### WRITTEN TASK
Repeat the material verbatim. Images are excluded from the copy.

------------------------------------------------------------

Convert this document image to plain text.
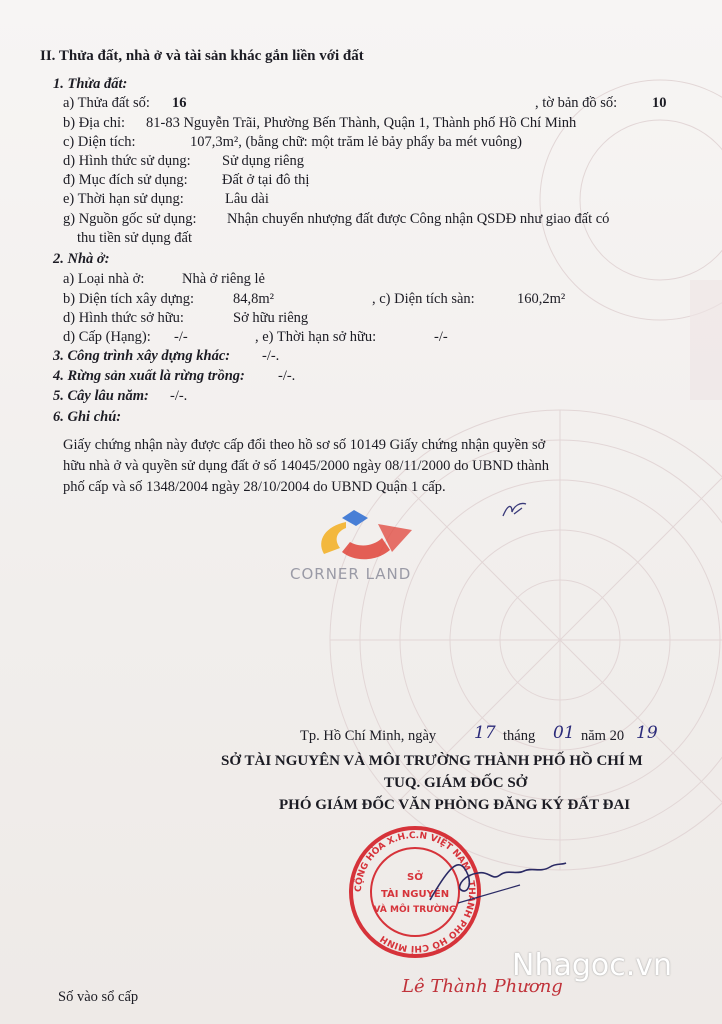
II. Thửa đất, nhà ở và tài sản khác gắn liền với đất
1. Thửa đất:
a) Thửa đất số: 16	, tờ bản đồ số: 10
b) Địa chỉ: 81-83 Nguyễn Trãi, Phường Bến Thành, Quận 1, Thành phố Hồ Chí Minh
c) Diện tích:	107,3m², (bằng chữ: một trăm lẻ bảy phẩy ba mét vuông)
d) Hình thức sử dụng: Sử dụng riêng
đ) Mục đích sử dụng: Đất ở tại đô thị
e) Thời hạn sử dụng:	Lâu dài
g) Nguồn gốc sử dụng: Nhận chuyển nhượng đất được Công nhận QSDĐ như giao đất có
thu tiền sử dụng đất
2. Nhà ở:
a) Loại nhà ở:	Nhà ở riêng lẻ
b) Diện tích xây dựng:	84,8m²	, c) Diện tích sàn:	160,2m²
d) Hình thức sở hữu:	Sở hữu riêng
d) Cấp (Hạng): -/-	, e) Thời hạn sở hữu:	-/-
3. Công trình xây dựng khác: -/-.
4. Rừng sản xuất là rừng trồng: -/-.
5. Cây lâu năm: -/-.
6. Ghi chú:
Giấy chứng nhận này được cấp đổi theo hồ sơ số 10149 Giấy chứng nhận quyền sở
hữu nhà ở và quyền sử dụng đất ở số 14045/2000 ngày 08/11/2000 do UBND thành
phố cấp và số 1348/2004 ngày 28/10/2004 do UBND Quận 1 cấp.
CORNER LAND
Tp. Hồ Chí Minh, ngày 17 tháng 01 năm 20 19
SỞ TÀI NGUYÊN VÀ MÔI TRƯỜNG THÀNH PHỐ HỒ CHÍ M
TUQ. GIÁM ĐỐC SỞ
PHÓ GIÁM ĐỐC VĂN PHÒNG ĐĂNG KÝ ĐẤT ĐAI
CỘNG HÒA X.H.C.N VIỆT NAM · THÀNH PHỐ HỒ CHÍ MINH
SỞ
TÀI NGUYÊN
VÀ MÔI TRƯỜNG
Nhagoc.vn
Lê Thành Phương
Số vào sổ cấp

------------------------------------------------------------

### SOLUTION
Convert this document image to plain text.
II. Thửa đất, nhà ở và tài sản khác gắn liền với đất
1. Thửa đất:
a) Thửa đất số: 16	, tờ bản đồ số: 10
b) Địa chỉ: 81-83 Nguyễn Trãi, Phường Bến Thành, Quận 1, Thành phố Hồ Chí Minh
c) Diện tích:	107,3m², (bằng chữ: một trăm lẻ bảy phẩy ba mét vuông)
d) Hình thức sử dụng: Sử dụng riêng
đ) Mục đích sử dụng: Đất ở tại đô thị
e) Thời hạn sử dụng:	Lâu dài
g) Nguồn gốc sử dụng: Nhận chuyển nhượng đất được Công nhận QSDĐ như giao đất có
thu tiền sử dụng đất
2. Nhà ở:
a) Loại nhà ở:	Nhà ở riêng lẻ
b) Diện tích xây dựng:	84,8m²	, c) Diện tích sàn:	160,2m²
d) Hình thức sở hữu:	Sở hữu riêng
d) Cấp (Hạng): -/-	, e) Thời hạn sở hữu:	-/-
3. Công trình xây dựng khác: -/-.
4. Rừng sản xuất là rừng trồng: -/-.
5. Cây lâu năm: -/-.
6. Ghi chú:
Giấy chứng nhận này được cấp đổi theo hồ sơ số 10149 Giấy chứng nhận quyền sở
hữu nhà ở và quyền sử dụng đất ở số 14045/2000 ngày 08/11/2000 do UBND thành
phố cấp và số 1348/2004 ngày 28/10/2004 do UBND Quận 1 cấp.
CORNER LAND
Tp. Hồ Chí Minh, ngày 17 tháng 01 năm 20 19
SỞ TÀI NGUYÊN VÀ MÔI TRƯỜNG THÀNH PHỐ HỒ CHÍ M
TUQ. GIÁM ĐỐC SỞ
PHÓ GIÁM ĐỐC VĂN PHÒNG ĐĂNG KÝ ĐẤT ĐAI
CỘNG HÒA X.H.C.N VIỆT NAM · THÀNH PHỐ HỒ CHÍ MINH
SỞ
TÀI NGUYÊN
VÀ MÔI TRƯỜNG
Nhagoc.vn
Lê Thành Phương
Số vào sổ cấp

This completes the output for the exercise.